_WHAT THE TASK REQUIRES:_ In the listing below, count the lines with "Search" and report only the figure.

_Dataset items:_
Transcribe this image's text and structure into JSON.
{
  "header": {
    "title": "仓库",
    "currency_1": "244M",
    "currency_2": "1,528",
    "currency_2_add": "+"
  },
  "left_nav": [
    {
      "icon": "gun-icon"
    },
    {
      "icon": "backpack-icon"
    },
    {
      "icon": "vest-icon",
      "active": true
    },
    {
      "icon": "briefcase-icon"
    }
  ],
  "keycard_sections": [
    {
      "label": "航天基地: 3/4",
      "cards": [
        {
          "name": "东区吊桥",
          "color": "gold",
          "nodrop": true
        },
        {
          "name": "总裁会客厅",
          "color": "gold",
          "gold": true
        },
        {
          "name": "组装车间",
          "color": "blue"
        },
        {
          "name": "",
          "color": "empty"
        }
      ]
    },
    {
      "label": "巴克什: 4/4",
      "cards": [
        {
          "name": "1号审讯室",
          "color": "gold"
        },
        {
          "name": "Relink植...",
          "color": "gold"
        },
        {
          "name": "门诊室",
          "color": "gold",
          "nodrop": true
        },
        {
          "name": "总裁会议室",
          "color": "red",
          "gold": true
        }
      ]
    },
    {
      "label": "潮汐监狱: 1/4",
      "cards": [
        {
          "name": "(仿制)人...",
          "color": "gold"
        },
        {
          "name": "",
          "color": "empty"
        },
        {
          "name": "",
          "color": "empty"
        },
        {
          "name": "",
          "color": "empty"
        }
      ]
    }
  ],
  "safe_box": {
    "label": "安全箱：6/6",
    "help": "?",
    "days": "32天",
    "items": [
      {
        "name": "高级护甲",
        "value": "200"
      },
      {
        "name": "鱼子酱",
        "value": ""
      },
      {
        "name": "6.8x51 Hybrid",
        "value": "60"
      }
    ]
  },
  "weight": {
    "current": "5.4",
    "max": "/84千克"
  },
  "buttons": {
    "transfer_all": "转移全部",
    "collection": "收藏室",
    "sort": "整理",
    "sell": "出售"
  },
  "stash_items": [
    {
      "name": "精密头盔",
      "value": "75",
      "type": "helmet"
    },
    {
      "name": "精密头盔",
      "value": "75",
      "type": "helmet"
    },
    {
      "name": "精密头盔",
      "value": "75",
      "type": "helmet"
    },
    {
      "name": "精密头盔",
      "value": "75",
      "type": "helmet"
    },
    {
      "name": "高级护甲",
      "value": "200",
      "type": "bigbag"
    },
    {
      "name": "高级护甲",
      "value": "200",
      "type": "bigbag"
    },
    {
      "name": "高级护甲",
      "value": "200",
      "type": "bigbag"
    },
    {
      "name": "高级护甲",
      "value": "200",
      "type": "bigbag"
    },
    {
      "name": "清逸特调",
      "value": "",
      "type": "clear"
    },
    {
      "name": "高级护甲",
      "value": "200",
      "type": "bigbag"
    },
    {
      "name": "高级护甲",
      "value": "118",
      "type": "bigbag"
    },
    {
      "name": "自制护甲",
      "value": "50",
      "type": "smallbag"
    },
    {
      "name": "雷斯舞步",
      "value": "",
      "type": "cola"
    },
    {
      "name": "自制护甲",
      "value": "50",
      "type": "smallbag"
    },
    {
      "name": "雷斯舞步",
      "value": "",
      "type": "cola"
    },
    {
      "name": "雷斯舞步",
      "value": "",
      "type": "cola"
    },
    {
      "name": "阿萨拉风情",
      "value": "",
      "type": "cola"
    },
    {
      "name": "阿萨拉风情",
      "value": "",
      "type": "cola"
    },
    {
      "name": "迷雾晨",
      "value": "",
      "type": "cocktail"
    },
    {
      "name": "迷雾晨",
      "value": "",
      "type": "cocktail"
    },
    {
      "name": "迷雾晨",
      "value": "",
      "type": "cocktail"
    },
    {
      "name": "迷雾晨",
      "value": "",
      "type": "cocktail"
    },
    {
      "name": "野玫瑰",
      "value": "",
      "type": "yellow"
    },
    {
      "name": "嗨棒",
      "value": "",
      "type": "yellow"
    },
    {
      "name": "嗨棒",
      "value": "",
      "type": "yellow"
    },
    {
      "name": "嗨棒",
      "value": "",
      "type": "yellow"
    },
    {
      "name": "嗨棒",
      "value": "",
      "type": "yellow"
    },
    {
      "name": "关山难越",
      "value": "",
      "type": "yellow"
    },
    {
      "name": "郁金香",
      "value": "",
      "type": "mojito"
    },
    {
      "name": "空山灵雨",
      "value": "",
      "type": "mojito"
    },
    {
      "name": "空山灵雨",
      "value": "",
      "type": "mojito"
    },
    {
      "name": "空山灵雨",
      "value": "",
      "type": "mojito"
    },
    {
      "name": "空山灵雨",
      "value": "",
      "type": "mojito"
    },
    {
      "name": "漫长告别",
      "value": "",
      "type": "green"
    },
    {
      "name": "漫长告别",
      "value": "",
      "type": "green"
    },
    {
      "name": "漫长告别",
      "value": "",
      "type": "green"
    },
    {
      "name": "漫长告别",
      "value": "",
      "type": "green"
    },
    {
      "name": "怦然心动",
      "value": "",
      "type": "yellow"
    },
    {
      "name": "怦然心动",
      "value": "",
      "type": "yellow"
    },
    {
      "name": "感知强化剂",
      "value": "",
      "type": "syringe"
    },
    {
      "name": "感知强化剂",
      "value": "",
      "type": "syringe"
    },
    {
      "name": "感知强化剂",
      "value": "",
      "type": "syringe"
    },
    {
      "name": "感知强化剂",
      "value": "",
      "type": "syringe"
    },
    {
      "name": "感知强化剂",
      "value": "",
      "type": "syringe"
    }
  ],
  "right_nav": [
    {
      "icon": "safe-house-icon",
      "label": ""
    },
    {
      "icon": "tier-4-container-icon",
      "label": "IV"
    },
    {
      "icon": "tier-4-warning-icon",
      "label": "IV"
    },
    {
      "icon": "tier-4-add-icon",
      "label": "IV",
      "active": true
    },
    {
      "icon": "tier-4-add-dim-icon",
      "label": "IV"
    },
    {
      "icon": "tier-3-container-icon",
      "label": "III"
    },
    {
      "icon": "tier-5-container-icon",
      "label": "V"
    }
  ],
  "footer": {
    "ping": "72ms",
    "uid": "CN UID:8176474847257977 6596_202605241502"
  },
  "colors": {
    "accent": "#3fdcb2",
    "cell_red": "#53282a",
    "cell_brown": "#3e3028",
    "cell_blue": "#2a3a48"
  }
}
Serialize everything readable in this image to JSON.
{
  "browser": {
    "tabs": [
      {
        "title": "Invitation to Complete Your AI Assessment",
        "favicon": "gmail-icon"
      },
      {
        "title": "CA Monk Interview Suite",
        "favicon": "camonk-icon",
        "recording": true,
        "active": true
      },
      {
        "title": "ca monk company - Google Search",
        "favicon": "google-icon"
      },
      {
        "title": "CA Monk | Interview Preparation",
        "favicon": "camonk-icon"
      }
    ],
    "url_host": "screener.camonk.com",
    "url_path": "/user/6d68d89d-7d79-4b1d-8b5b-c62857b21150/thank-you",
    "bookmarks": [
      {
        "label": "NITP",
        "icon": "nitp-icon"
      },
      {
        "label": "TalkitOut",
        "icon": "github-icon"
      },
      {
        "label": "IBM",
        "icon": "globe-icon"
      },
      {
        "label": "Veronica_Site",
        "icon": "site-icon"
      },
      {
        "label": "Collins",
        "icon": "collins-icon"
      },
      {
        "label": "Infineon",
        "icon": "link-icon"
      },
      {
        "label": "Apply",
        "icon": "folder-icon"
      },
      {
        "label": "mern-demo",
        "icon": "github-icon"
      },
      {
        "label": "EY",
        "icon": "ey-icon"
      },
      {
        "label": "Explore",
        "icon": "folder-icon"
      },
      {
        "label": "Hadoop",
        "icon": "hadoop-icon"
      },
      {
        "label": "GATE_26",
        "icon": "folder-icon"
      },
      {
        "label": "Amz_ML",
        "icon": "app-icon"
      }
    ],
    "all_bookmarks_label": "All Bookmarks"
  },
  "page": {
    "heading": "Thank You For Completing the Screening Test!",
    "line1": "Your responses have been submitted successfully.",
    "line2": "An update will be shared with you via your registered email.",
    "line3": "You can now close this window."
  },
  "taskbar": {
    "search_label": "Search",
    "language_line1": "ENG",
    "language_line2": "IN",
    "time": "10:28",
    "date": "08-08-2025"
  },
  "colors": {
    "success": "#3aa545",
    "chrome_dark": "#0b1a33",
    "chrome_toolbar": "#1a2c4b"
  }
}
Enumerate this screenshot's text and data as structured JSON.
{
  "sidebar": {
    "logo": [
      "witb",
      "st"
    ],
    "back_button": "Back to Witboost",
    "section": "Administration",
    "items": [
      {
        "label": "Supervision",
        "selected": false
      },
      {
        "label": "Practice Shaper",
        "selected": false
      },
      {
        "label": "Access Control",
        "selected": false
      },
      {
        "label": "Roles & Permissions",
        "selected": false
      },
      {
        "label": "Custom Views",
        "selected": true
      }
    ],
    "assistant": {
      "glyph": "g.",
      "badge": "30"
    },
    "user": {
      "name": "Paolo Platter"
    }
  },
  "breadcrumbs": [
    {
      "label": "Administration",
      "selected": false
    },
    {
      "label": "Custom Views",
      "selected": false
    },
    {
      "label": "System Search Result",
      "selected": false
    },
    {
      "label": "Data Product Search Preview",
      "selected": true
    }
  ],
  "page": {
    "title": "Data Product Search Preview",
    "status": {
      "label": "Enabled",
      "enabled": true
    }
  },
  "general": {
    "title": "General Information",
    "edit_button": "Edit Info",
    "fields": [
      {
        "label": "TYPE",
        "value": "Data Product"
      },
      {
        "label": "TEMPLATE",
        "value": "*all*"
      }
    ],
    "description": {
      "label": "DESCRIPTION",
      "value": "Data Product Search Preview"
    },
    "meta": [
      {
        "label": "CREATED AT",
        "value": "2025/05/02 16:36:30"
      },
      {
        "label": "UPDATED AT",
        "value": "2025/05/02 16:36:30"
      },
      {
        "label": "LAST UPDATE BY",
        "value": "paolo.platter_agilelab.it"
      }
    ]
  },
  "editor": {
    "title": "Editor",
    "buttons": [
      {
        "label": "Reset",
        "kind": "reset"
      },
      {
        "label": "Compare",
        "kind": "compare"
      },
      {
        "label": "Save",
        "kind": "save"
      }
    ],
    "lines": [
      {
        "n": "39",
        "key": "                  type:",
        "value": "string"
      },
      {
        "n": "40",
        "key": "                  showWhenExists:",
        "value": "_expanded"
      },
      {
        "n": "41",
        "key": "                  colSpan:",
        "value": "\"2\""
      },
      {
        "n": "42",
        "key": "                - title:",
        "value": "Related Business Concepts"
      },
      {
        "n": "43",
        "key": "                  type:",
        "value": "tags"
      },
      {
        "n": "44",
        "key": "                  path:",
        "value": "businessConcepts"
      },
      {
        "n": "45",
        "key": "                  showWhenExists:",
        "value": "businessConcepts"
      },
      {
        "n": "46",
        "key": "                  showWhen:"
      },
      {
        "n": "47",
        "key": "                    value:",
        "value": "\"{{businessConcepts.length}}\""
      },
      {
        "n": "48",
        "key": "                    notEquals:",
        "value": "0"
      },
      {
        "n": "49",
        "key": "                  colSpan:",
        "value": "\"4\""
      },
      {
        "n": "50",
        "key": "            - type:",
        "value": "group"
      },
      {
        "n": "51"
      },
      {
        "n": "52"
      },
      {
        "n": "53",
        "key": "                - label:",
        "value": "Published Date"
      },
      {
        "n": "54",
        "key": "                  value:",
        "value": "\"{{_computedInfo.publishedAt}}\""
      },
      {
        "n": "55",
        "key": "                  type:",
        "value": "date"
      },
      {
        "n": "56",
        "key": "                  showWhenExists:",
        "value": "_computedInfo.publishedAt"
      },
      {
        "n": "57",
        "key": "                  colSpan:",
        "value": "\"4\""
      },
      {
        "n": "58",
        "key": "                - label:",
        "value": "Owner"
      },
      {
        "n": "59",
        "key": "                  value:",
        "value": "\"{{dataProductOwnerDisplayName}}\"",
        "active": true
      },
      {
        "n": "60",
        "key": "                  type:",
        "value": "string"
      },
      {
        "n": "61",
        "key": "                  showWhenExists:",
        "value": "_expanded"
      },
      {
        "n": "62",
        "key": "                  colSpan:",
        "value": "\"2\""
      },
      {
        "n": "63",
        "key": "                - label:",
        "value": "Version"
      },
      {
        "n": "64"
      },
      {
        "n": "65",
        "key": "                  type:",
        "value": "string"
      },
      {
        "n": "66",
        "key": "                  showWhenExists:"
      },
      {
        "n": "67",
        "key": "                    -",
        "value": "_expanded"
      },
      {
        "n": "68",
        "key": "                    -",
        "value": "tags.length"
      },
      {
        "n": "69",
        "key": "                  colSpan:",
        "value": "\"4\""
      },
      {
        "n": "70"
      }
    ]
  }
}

_RESPONSE TO THIS EXERCISE:_ 6